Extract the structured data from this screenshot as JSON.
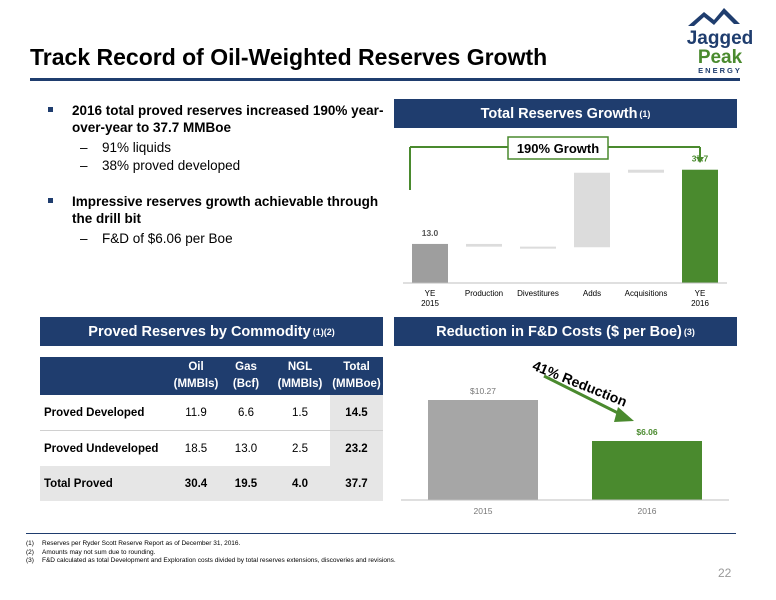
{
  "title": "Track Record of Oil-Weighted Reserves Growth",
  "logo": {
    "line1": "Jagged",
    "line2": "Peak",
    "line3": "ENERGY",
    "colors": {
      "navy": "#1f3d6e",
      "green": "#4a8a2e"
    }
  },
  "bullets": [
    {
      "text": "2016 total proved reserves increased 190% year-over-year to 37.7 MMBoe",
      "subs": [
        "91% liquids",
        "38% proved developed"
      ]
    },
    {
      "text": "Impressive reserves growth achievable through the drill bit",
      "subs": [
        "F&D of $6.06 per Boe"
      ]
    }
  ],
  "dash": "–",
  "reserves_panel": {
    "title": "Total Reserves Growth",
    "footnote_ref": "(1)",
    "growth_label": "190% Growth"
  },
  "commodity_panel": {
    "title": "Proved Reserves by Commodity",
    "footnote_ref": "(1)(2)",
    "columns": [
      {
        "line1": "Oil",
        "line2": "(MMBls)"
      },
      {
        "line1": "Gas",
        "line2": "(Bcf)"
      },
      {
        "line1": "NGL",
        "line2": "(MMBls)"
      },
      {
        "line1": "Total",
        "line2": "(MMBoe)"
      }
    ],
    "rows": [
      {
        "label": "Proved Developed",
        "values": [
          "11.9",
          "6.6",
          "1.5",
          "14.5"
        ]
      },
      {
        "label": "Proved Undeveloped",
        "values": [
          "18.5",
          "13.0",
          "2.5",
          "23.2"
        ]
      },
      {
        "label": "Total Proved",
        "values": [
          "30.4",
          "19.5",
          "4.0",
          "37.7"
        ]
      }
    ]
  },
  "fd_panel": {
    "title": "Reduction in F&D Costs ($ per Boe)",
    "footnote_ref": "(3)",
    "reduction_label": "41% Reduction"
  },
  "chart_data": [
    {
      "type": "bar",
      "subtype": "waterfall",
      "categories": [
        "YE\n2015",
        "Production",
        "Divestitures",
        "Adds",
        "Acquisitions",
        "YE\n2016"
      ],
      "steps": [
        {
          "category": "YE 2015",
          "kind": "total",
          "value": 13.0,
          "label": "13.0"
        },
        {
          "category": "Production",
          "kind": "change",
          "value": -0.9,
          "label": ""
        },
        {
          "category": "Divestitures",
          "kind": "change",
          "value": -0.2,
          "label": ""
        },
        {
          "category": "Adds",
          "kind": "change",
          "value": 24.8,
          "label": ""
        },
        {
          "category": "Acquisitions",
          "kind": "change",
          "value": 1.0,
          "label": ""
        },
        {
          "category": "YE 2016",
          "kind": "total",
          "value": 37.7,
          "label": "37.7"
        }
      ],
      "ylim": [
        0,
        42
      ],
      "colors": {
        "start": "#9e9e9e",
        "change": "#dcdcdc",
        "end": "#4a8a2e"
      },
      "grid": false
    },
    {
      "type": "bar",
      "categories": [
        "2015",
        "2016"
      ],
      "values": [
        10.27,
        6.06
      ],
      "labels": [
        "$10.27",
        "$6.06"
      ],
      "colors": [
        "#a6a6a6",
        "#4a8a2e"
      ],
      "ylim": [
        0,
        12
      ],
      "grid": false
    }
  ],
  "footnotes": [
    {
      "num": "(1)",
      "text": "Reserves per Ryder Scott Reserve Report as of December 31, 2016."
    },
    {
      "num": "(2)",
      "text": "Amounts may not sum due to rounding."
    },
    {
      "num": "(3)",
      "text": "F&D calculated as total Development and Exploration costs divided by total reserves extensions, discoveries and revisions."
    }
  ],
  "page_number": "22"
}
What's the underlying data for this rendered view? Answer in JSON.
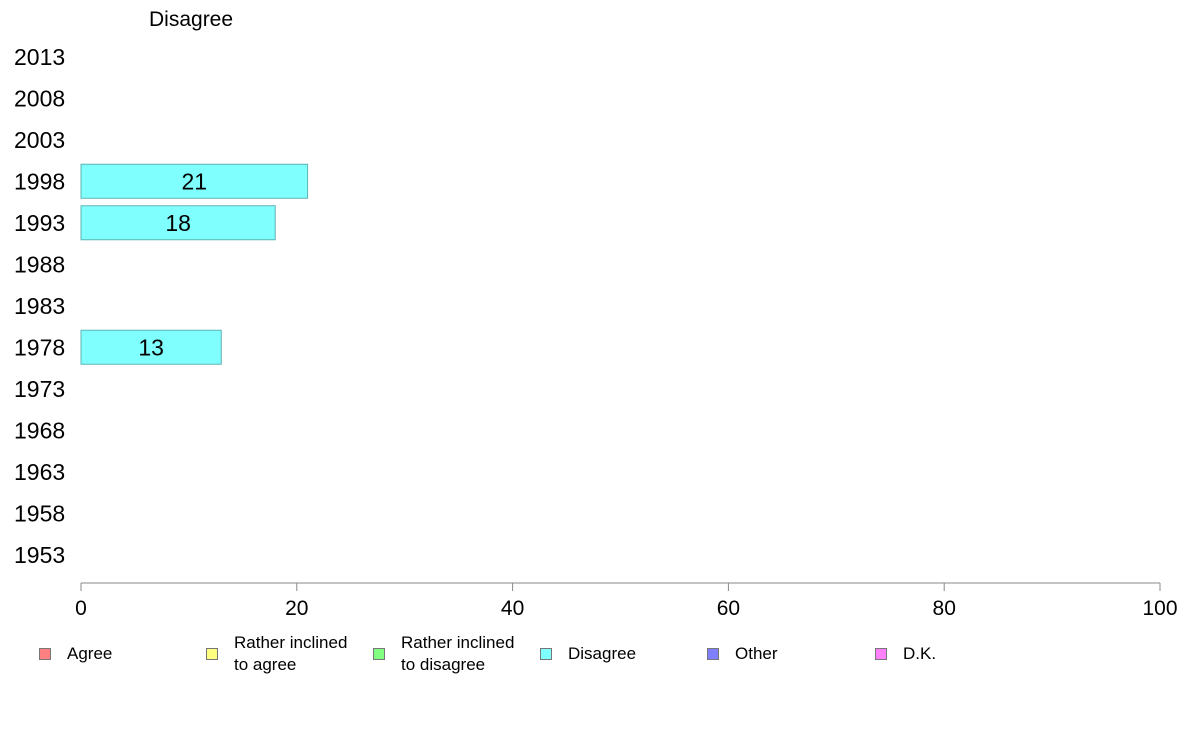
{
  "chart_data": {
    "type": "bar",
    "orientation": "horizontal",
    "title": "Disagree",
    "categories": [
      "2013",
      "2008",
      "2003",
      "1998",
      "1993",
      "1988",
      "1983",
      "1978",
      "1973",
      "1968",
      "1963",
      "1958",
      "1953"
    ],
    "series": [
      {
        "name": "Disagree",
        "color": "#80ffff",
        "values": [
          null,
          null,
          null,
          21,
          18,
          null,
          null,
          13,
          null,
          null,
          null,
          null,
          null
        ]
      }
    ],
    "data_labels": [
      "",
      "",
      "",
      "21",
      "18",
      "",
      "",
      "13",
      "",
      "",
      "",
      "",
      ""
    ],
    "xlim": [
      0,
      100
    ],
    "xticks": [
      0,
      20,
      40,
      60,
      80,
      100
    ],
    "xtick_labels": [
      "0",
      "20",
      "40",
      "60",
      "80",
      "100"
    ],
    "grid": false,
    "legend": {
      "placement": "bottom",
      "entries": [
        {
          "label": "Agree",
          "color": "#ff8080"
        },
        {
          "label": "Rather inclined\nto agree",
          "color": "#ffff80"
        },
        {
          "label": "Rather inclined\nto disagree",
          "color": "#80ff80"
        },
        {
          "label": "Disagree",
          "color": "#80ffff"
        },
        {
          "label": "Other",
          "color": "#8080ff"
        },
        {
          "label": "D.K.",
          "color": "#ff80ff"
        }
      ]
    }
  }
}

+ + + + + + +

» Work required: Look through the entries above; copy every line holding the string "this".

» Result of the task:
Extract the structured data from this screenshot as JSON.
What's the underlying data for this rendered view? Answer in JSON.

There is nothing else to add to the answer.